[SELECTED EXCERPT start]
So 729 is three to the sixth power, the only place mathematically where this was happening routinely was in Pythagorean music scales hold on before you go there.

Speaker 1:

So the tyrant is six places removed from the philosopher king right, and so that's three raised to six, which is 729 right and that correlates exactly with the musical intervals that were common in the time with the Pythagorean music scales, so three to the sixth. So when you look at that, you quickly arrive at this realization that the powers of three describe the musical scales and the constitutions and that the smaller of the power the more pleasant the interval and the more pleasant the constitution. These things actually correlate with one another.

Speaker 2:

That's beautiful.

Speaker 1:

And so actually, if you start and I'm going to get into a little bit of a, I'm not a musical theorist, but I know some about music but if you start with the C major chord, you can actually build from there and incrementally move up the Pythagorean music scale. And it sounds crazy, but you could actually play the chords that correlate to these constitutions if you follow the mathematics wherein you have the philosopher king as one, the guardians is three and the Auxiliary is nine, the Timocrat is 27. The Oligarch is 81. The Democrat at 243, and the Tyrant at 729. These are actual musical scales, wow. And so the scales, when you play them, actually not to use a pun actually resonate with the class of constitution that they describe. So when you play the root scale, the home scale, the philosopher king, the origin, the unison scale, you get this harmonic and very full sounding chord.
[SELECTED EXCERPT end]
_EXERCISE TASKS:_
1. From the transcript on Pythagorean scales, list every class or constitution paired with a number in the passage about building chords from C major, with its number.
2. Retype the transcript on Pythagorean scales from "So 729 is three" up to and including "you go there.".
[DATA EXCERPTS start]
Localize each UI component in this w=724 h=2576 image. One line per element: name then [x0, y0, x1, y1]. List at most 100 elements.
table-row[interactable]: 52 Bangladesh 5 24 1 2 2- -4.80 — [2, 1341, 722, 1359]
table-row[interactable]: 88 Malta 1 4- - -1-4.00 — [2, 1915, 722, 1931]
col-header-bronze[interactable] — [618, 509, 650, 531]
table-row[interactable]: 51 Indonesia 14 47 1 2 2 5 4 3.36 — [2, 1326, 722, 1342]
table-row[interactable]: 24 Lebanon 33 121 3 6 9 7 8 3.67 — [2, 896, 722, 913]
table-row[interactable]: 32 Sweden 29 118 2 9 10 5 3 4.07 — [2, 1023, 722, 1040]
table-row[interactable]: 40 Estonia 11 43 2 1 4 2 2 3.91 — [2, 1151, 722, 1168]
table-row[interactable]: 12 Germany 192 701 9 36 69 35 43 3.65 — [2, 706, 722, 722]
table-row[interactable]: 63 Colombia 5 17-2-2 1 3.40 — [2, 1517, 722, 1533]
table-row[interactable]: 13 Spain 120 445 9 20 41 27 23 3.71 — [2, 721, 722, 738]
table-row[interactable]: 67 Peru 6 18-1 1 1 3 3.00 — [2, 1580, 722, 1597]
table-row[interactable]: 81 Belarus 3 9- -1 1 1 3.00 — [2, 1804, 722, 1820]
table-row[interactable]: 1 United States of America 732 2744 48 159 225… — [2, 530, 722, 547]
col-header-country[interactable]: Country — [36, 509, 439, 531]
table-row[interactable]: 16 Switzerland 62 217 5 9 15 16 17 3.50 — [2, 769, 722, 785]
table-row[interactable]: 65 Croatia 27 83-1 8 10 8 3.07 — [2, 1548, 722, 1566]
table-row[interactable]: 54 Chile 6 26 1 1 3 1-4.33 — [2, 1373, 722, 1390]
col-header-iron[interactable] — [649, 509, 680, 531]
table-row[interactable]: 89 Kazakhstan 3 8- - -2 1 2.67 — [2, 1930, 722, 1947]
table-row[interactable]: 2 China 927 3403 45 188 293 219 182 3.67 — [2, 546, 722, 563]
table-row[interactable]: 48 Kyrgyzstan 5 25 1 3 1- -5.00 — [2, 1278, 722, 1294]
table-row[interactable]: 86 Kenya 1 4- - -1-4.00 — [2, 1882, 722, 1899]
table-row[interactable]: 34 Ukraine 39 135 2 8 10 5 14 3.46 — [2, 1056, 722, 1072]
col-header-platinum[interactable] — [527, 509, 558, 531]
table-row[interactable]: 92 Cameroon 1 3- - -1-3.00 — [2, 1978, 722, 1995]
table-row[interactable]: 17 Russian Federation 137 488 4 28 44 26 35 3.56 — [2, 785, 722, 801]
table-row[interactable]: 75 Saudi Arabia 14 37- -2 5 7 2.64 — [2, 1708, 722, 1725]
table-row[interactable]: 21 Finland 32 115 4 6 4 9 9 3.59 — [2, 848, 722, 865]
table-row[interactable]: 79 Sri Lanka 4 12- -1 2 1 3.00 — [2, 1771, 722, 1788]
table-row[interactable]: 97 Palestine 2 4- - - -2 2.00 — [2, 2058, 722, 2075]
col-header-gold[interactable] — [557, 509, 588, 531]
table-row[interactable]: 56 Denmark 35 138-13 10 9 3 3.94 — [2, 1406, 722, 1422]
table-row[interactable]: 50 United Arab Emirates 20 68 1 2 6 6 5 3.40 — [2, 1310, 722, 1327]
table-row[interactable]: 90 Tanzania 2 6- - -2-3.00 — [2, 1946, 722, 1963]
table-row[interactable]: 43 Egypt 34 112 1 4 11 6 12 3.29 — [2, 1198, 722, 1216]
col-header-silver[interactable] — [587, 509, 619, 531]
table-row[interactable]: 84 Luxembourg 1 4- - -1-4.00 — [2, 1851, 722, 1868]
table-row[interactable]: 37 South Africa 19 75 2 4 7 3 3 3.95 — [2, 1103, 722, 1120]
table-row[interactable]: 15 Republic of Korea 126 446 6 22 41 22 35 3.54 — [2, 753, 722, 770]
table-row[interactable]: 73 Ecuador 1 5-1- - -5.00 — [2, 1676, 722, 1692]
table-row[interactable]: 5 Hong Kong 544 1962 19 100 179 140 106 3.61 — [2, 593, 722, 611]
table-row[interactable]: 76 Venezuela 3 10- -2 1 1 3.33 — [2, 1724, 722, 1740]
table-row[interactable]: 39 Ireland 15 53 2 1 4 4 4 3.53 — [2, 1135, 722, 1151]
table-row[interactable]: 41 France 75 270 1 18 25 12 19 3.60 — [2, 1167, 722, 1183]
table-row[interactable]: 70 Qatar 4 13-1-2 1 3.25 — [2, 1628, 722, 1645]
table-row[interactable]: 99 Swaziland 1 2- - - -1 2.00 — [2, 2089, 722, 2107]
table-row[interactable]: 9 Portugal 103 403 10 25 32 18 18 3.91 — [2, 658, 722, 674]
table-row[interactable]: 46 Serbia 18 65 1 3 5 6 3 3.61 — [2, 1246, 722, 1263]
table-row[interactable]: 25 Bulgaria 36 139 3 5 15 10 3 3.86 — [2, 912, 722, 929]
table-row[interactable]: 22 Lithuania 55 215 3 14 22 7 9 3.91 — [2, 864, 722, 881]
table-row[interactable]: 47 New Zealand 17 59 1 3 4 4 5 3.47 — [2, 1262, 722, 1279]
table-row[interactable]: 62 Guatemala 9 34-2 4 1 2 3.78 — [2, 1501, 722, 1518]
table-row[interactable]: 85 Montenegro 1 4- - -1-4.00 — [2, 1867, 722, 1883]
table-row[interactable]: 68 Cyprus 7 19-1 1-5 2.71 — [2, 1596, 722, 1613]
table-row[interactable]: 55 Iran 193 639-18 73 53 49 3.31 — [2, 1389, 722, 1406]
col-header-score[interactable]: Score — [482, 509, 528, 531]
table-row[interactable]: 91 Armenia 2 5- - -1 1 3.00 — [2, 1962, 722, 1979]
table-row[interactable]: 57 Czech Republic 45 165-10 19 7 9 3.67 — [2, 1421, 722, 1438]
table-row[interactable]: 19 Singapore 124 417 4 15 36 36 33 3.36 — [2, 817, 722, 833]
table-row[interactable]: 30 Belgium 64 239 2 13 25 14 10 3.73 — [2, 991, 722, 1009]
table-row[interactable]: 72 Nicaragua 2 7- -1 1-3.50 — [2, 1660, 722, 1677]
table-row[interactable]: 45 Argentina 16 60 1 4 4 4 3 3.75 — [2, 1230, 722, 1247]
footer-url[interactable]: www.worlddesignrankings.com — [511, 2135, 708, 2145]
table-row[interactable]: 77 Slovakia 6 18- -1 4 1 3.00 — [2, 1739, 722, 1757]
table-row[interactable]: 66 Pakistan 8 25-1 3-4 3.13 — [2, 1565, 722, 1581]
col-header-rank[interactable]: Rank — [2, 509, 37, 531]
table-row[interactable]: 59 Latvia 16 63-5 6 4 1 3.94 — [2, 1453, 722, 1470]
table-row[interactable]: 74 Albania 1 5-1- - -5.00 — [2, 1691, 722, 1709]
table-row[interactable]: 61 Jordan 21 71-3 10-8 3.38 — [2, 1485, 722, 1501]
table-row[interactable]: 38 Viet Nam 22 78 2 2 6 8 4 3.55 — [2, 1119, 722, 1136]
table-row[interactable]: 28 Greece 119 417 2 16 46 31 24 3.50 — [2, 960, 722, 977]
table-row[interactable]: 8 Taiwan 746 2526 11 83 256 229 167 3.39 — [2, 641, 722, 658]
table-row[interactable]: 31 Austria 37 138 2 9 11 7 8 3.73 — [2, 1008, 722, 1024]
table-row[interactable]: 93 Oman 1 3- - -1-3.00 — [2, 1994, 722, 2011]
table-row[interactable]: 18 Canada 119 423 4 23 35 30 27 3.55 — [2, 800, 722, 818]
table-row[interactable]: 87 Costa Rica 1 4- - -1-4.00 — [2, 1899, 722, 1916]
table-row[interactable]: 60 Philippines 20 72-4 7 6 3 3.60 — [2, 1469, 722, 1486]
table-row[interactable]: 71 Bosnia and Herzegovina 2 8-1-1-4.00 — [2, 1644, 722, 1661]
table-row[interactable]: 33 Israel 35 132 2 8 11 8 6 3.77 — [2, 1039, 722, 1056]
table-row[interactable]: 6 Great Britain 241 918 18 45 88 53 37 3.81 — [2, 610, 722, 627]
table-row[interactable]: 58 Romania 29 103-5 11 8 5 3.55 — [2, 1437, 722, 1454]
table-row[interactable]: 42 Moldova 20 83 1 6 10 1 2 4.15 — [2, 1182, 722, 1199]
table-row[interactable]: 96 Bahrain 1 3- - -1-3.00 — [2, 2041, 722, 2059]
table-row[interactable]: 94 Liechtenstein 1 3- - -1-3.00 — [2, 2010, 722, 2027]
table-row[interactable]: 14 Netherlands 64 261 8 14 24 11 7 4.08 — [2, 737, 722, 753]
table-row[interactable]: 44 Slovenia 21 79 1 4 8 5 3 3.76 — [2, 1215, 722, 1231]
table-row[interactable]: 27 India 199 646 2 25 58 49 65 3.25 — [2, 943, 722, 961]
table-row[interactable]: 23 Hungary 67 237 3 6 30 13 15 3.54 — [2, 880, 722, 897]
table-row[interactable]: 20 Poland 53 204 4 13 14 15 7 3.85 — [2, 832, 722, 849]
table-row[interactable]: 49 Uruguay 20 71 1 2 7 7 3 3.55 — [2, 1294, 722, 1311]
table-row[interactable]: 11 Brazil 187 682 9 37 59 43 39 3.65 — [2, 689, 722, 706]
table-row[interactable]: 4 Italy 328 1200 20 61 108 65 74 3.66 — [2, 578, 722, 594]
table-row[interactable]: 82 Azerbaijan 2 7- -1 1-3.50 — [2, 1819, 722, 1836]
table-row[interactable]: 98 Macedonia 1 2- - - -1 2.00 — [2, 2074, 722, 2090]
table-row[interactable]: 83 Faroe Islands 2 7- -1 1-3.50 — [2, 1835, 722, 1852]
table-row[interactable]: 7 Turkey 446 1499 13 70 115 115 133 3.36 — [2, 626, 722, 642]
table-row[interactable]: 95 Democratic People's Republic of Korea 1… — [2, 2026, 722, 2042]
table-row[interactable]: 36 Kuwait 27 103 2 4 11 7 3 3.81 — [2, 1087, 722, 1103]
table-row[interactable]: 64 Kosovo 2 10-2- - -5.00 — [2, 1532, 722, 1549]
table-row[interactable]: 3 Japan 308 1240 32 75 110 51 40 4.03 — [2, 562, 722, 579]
[DATA EXCERPTS end]
_EXERCISE SOLUTIONS:_
1.
- Philosopher king: 1
- Guardians: 3
- Auxiliary: 9
- Timocrat: 27
- Oligarch: 81
- Democrat: 243
- Tyrant: 729

2.
So 729 is three to the sixth power, the only place mathematically where this was happening routinely was in Pythagorean music scales hold on before you go there.